= Exercise brief =
Scan the records below for the word "image" and give only the number of lines that hold it.

= Collected data entries =
========

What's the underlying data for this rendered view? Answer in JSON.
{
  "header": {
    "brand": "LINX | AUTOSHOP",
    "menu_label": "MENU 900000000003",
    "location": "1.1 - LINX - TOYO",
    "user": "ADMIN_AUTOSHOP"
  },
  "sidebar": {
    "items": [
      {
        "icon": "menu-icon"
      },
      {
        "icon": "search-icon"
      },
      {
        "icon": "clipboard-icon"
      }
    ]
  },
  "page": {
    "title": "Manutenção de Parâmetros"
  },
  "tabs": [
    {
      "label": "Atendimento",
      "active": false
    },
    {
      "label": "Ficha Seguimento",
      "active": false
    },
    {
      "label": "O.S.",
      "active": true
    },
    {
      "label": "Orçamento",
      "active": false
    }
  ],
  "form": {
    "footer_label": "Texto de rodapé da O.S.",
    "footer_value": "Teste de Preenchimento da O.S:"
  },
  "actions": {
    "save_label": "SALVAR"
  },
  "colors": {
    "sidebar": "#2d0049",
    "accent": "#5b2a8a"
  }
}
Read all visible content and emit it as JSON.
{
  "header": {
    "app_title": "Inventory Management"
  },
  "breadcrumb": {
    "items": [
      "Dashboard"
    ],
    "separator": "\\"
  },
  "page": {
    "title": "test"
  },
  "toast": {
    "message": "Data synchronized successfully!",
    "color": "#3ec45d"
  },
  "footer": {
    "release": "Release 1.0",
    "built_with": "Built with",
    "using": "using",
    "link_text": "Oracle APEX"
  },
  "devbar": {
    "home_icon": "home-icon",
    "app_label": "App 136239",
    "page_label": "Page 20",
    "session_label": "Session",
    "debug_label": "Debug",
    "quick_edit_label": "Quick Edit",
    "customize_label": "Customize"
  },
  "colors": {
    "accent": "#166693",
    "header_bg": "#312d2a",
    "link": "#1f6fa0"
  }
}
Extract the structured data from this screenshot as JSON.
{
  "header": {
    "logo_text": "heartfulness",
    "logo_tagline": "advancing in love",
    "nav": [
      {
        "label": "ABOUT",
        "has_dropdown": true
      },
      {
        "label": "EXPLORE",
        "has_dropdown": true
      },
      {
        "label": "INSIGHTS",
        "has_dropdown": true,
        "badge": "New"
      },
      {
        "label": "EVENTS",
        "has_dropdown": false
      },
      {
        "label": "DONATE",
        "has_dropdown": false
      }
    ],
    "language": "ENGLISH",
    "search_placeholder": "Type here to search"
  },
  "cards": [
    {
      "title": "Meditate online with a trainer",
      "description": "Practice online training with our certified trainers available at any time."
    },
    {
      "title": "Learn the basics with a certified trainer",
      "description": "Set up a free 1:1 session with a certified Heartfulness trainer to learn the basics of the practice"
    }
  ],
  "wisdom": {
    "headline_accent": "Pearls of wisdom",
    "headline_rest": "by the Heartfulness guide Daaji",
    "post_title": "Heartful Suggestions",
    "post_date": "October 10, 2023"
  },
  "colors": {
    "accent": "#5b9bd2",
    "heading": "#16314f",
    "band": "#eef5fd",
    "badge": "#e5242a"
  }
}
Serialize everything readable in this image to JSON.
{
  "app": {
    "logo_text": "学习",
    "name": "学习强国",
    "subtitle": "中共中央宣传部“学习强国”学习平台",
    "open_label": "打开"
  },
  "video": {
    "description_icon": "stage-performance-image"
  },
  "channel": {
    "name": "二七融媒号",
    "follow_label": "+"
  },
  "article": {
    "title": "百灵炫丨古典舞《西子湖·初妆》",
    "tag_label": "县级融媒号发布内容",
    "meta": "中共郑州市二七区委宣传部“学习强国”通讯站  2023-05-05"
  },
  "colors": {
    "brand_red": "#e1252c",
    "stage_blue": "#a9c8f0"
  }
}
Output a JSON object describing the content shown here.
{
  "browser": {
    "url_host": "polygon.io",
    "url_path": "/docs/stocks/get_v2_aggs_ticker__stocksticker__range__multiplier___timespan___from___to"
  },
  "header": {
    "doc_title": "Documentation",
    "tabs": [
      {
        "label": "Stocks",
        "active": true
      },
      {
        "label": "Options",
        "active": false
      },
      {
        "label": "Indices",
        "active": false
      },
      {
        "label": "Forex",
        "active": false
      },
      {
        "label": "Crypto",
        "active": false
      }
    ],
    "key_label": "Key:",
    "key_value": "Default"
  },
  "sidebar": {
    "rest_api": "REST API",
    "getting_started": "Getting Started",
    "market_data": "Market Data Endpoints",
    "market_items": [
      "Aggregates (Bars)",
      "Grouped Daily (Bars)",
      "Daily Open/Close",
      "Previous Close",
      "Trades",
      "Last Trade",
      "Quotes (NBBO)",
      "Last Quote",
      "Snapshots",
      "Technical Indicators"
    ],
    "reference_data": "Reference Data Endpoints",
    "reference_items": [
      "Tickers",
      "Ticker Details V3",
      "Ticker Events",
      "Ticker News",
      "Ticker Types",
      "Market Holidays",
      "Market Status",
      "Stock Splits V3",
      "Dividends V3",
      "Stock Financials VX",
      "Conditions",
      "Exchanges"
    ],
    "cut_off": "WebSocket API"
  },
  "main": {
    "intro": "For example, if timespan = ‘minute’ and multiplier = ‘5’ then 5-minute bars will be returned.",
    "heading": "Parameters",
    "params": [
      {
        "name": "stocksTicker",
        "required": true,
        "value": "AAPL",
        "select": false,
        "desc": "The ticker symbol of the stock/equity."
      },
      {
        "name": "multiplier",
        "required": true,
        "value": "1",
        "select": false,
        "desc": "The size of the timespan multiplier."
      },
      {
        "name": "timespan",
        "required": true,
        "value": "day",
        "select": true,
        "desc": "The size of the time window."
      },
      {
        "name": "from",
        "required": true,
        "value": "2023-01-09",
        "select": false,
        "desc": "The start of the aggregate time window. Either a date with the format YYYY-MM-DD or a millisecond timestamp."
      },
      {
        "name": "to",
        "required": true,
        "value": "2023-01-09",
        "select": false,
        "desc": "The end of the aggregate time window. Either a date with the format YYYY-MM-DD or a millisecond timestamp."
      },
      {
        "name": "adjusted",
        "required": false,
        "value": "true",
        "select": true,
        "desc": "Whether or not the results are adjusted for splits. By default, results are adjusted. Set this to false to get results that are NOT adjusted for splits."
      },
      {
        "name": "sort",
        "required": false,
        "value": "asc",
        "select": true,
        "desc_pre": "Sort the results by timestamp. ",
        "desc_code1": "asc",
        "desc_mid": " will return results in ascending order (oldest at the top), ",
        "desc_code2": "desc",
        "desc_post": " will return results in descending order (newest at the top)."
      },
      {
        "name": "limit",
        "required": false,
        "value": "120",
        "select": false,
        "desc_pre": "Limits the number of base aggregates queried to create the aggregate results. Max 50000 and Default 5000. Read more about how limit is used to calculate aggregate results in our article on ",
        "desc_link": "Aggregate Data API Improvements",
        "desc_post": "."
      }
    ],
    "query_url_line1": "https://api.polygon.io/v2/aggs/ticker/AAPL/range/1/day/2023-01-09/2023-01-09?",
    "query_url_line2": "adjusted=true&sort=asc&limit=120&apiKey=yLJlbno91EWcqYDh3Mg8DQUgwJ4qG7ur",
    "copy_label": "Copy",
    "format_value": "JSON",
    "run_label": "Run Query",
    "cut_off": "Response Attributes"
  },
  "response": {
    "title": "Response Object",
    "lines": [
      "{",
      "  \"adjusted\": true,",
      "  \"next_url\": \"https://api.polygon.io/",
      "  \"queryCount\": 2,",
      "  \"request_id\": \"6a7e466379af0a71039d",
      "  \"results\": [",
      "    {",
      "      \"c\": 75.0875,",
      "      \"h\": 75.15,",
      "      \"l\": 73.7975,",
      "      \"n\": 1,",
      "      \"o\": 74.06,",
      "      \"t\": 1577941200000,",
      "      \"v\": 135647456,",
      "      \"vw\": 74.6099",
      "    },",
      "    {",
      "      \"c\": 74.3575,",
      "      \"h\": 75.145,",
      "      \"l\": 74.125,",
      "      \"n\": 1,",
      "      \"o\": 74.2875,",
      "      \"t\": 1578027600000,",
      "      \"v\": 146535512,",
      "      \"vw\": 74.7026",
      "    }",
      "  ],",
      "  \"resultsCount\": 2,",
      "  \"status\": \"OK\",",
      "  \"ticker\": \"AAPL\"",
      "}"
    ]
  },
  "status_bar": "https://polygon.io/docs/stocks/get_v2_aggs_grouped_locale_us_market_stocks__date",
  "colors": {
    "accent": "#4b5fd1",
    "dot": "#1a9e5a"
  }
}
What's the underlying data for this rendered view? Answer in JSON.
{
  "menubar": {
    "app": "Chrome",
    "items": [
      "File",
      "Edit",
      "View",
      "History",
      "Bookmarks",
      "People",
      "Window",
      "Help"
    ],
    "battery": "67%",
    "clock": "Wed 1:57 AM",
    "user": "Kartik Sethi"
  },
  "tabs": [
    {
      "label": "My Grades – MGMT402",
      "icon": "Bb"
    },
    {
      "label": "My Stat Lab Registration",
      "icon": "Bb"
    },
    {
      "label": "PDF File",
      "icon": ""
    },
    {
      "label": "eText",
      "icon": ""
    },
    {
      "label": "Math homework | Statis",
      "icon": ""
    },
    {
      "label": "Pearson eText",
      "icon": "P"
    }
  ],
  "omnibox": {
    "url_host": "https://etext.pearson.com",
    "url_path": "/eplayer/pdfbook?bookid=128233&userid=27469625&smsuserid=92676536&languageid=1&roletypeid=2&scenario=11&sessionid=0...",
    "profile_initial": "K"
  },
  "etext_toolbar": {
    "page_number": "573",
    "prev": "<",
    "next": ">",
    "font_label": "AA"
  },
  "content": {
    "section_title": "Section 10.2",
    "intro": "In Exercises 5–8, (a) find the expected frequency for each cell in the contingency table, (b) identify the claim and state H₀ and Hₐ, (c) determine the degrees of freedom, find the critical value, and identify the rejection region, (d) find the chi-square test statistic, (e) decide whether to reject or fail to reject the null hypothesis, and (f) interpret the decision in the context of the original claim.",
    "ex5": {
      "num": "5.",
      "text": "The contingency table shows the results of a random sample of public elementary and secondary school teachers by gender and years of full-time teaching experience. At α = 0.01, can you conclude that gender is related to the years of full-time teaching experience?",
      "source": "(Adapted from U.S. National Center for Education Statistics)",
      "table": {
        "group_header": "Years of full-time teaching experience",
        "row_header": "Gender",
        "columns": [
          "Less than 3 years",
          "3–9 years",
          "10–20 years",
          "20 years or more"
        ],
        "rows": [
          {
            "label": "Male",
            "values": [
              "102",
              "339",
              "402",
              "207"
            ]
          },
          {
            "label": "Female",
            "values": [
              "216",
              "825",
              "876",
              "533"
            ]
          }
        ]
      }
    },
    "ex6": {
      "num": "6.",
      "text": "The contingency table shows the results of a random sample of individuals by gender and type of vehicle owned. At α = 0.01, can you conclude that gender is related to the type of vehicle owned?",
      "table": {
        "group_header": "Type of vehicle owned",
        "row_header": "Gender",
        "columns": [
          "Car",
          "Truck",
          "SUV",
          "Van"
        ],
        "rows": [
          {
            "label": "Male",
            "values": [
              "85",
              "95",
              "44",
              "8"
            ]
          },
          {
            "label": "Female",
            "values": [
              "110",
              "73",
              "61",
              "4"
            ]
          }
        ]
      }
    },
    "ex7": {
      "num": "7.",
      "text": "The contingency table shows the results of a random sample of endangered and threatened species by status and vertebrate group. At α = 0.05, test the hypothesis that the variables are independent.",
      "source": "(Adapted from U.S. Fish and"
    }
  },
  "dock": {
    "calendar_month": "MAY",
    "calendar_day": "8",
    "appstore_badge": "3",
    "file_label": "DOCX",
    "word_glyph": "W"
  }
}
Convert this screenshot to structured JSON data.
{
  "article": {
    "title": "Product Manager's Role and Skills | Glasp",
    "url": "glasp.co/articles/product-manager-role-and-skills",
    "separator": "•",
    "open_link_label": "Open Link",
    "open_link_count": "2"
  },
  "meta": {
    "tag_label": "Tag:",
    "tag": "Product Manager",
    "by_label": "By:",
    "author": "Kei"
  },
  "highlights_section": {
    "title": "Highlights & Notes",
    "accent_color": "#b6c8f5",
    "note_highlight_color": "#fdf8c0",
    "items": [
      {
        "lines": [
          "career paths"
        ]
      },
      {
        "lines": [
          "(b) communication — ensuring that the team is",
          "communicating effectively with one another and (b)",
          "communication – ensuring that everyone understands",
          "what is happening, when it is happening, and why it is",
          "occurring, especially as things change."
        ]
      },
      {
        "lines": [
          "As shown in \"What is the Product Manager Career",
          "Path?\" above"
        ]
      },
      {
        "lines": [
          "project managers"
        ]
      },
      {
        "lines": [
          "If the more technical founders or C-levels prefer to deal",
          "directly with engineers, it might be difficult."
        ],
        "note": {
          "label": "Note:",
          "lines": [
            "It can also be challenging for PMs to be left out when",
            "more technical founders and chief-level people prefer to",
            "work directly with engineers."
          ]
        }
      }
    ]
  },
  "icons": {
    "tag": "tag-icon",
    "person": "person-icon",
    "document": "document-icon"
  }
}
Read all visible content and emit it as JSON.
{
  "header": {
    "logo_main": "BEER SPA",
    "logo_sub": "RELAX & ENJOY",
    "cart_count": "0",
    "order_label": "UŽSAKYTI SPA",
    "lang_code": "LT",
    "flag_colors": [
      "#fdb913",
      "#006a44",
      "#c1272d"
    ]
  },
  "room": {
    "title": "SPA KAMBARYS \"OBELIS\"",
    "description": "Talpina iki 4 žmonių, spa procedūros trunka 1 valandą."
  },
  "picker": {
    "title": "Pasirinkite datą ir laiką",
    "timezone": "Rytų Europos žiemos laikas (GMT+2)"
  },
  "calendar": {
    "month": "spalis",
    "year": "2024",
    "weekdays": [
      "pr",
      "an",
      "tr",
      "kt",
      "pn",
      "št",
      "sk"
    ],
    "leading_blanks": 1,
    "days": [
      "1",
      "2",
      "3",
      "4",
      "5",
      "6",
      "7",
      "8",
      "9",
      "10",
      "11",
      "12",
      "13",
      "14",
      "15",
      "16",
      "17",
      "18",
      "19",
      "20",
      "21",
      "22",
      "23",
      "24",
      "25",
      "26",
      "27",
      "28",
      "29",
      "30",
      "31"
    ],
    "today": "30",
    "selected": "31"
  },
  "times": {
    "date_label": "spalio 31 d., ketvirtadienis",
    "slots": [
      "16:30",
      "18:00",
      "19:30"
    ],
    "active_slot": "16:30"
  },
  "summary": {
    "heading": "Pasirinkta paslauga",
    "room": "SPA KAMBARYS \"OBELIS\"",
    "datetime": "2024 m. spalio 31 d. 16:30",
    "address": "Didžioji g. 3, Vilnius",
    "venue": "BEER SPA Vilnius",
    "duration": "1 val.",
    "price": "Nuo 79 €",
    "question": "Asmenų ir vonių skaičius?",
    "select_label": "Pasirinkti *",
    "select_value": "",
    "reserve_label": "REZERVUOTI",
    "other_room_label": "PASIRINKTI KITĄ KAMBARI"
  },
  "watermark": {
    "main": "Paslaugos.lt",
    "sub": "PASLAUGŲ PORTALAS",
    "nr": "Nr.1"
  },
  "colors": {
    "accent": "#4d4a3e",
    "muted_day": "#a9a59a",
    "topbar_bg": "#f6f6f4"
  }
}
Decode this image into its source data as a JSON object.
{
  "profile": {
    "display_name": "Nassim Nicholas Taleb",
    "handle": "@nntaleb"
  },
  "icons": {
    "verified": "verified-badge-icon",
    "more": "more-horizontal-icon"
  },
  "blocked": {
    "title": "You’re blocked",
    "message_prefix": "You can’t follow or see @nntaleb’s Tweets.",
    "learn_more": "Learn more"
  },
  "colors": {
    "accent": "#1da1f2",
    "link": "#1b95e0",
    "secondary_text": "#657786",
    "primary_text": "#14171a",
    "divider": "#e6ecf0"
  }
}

========

= Response to the exercise =
3